• DIRECTIONS
Copy the records below word for word, from the first line through the line holding "staticText: O bbox=[480, 701, 500, 735]", inclusive.

━━━ DATA SHOWN

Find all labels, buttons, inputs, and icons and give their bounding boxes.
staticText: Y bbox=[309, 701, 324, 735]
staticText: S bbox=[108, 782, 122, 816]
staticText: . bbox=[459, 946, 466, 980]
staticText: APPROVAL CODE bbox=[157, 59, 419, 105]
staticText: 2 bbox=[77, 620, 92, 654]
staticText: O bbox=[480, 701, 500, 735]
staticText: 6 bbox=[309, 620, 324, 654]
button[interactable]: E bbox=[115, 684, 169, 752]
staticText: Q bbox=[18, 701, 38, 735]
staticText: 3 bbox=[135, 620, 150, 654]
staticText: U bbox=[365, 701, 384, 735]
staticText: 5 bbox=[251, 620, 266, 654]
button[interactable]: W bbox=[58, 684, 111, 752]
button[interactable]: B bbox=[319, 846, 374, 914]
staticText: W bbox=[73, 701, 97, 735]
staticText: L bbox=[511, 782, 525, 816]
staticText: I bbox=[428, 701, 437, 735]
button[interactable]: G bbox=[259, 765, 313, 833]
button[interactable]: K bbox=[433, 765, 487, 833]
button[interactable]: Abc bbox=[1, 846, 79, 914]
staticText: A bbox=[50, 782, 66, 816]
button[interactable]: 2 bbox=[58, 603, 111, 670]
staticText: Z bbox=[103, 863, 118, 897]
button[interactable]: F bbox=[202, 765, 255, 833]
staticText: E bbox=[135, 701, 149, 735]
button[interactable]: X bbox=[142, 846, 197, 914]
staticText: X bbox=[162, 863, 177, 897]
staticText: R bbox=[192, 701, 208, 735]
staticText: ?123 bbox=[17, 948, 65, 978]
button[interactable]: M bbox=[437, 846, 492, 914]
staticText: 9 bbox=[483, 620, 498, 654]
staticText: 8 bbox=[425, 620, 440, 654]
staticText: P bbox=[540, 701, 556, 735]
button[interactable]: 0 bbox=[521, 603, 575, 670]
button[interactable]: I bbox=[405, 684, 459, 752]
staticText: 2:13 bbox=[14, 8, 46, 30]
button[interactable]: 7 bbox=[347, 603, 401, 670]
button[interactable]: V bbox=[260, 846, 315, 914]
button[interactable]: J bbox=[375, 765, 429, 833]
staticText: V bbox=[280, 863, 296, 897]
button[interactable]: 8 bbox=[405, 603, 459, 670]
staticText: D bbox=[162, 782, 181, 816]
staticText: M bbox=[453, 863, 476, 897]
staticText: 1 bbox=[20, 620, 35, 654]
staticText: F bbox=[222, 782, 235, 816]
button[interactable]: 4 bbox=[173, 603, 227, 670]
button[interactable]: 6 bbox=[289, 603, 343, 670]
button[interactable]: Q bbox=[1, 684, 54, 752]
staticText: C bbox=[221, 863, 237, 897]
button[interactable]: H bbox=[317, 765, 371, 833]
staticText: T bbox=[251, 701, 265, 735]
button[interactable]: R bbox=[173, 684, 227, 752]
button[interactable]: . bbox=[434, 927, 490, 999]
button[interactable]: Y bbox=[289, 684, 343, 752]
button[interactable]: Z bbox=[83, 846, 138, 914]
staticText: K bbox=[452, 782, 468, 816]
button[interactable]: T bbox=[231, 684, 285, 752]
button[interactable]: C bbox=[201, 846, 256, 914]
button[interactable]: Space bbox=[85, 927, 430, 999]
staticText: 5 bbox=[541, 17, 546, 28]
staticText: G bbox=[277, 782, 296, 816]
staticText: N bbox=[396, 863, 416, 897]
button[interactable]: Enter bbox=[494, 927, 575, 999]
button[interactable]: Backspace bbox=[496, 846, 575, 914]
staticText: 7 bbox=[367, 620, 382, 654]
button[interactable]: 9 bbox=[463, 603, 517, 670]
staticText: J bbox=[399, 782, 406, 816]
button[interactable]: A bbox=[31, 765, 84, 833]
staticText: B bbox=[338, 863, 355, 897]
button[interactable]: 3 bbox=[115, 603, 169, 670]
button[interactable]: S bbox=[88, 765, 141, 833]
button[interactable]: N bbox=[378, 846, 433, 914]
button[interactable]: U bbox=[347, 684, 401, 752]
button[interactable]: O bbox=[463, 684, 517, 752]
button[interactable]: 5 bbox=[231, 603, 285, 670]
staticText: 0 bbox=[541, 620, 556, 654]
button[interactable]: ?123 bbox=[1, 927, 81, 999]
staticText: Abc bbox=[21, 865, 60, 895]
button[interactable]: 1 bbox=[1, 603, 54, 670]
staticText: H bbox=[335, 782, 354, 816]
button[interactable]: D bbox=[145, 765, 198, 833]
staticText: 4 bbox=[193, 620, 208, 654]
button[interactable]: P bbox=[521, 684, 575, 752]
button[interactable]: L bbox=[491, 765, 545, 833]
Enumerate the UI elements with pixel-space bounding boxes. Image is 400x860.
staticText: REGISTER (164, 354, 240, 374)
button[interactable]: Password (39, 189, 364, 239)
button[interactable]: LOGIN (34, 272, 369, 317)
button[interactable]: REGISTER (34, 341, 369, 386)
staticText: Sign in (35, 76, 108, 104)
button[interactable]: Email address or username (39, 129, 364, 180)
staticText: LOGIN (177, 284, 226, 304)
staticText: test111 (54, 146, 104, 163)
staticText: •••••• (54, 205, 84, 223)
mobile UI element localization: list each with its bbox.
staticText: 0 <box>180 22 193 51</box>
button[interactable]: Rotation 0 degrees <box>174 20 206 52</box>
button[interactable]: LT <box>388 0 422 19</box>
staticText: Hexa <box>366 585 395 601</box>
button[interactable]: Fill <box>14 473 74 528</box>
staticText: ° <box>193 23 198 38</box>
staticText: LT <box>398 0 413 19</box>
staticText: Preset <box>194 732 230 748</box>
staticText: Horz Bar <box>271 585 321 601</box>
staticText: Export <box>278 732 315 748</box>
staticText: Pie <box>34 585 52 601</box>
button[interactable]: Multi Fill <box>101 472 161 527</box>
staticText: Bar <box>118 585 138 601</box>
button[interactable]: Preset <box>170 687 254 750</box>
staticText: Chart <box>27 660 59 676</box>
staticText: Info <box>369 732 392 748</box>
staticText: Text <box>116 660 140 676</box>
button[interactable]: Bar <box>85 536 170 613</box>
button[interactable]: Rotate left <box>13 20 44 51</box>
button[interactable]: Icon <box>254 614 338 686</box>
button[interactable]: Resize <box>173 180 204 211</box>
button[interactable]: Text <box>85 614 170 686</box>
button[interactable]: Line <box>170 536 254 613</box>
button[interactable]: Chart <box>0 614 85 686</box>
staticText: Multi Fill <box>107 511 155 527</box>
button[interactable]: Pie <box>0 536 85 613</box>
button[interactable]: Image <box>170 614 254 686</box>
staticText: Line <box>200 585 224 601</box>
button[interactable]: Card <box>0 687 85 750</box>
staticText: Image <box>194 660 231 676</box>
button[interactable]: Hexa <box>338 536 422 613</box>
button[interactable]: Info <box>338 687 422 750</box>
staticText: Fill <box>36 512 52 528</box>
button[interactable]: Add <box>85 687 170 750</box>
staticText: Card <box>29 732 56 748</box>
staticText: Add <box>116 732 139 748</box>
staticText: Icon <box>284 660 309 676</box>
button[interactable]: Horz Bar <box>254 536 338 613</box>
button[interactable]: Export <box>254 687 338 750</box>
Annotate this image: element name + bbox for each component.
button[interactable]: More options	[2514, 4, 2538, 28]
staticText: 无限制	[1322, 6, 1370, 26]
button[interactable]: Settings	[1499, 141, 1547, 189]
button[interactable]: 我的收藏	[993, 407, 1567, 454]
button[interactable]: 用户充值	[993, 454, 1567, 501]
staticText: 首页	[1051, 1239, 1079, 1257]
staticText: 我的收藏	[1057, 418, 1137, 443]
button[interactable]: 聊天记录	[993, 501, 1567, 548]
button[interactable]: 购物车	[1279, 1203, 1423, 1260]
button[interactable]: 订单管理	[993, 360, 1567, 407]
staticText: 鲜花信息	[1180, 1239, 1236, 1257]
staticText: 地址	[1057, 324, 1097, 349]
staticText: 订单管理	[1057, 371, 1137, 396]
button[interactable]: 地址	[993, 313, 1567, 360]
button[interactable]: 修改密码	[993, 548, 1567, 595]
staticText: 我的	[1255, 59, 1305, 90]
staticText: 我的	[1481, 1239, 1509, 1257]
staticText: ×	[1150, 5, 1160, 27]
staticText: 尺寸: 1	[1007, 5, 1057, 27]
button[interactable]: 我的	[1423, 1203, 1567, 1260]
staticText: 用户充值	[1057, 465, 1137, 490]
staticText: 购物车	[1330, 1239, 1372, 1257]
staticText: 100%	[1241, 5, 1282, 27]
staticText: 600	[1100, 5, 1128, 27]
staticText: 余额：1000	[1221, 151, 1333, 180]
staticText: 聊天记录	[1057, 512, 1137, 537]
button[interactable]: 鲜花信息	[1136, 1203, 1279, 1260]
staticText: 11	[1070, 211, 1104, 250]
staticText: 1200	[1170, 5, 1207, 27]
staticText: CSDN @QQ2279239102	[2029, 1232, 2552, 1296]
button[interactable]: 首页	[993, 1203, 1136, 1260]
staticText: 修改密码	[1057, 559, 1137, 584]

━━━━━━

• IN RESPONSE
Find all labels, buttons, inputs, and icons and give their bounding boxes.
staticText: Y bbox=[309, 701, 324, 735]
staticText: S bbox=[108, 782, 122, 816]
staticText: . bbox=[459, 946, 466, 980]
staticText: APPROVAL CODE bbox=[157, 59, 419, 105]
staticText: 2 bbox=[77, 620, 92, 654]
staticText: O bbox=[480, 701, 500, 735]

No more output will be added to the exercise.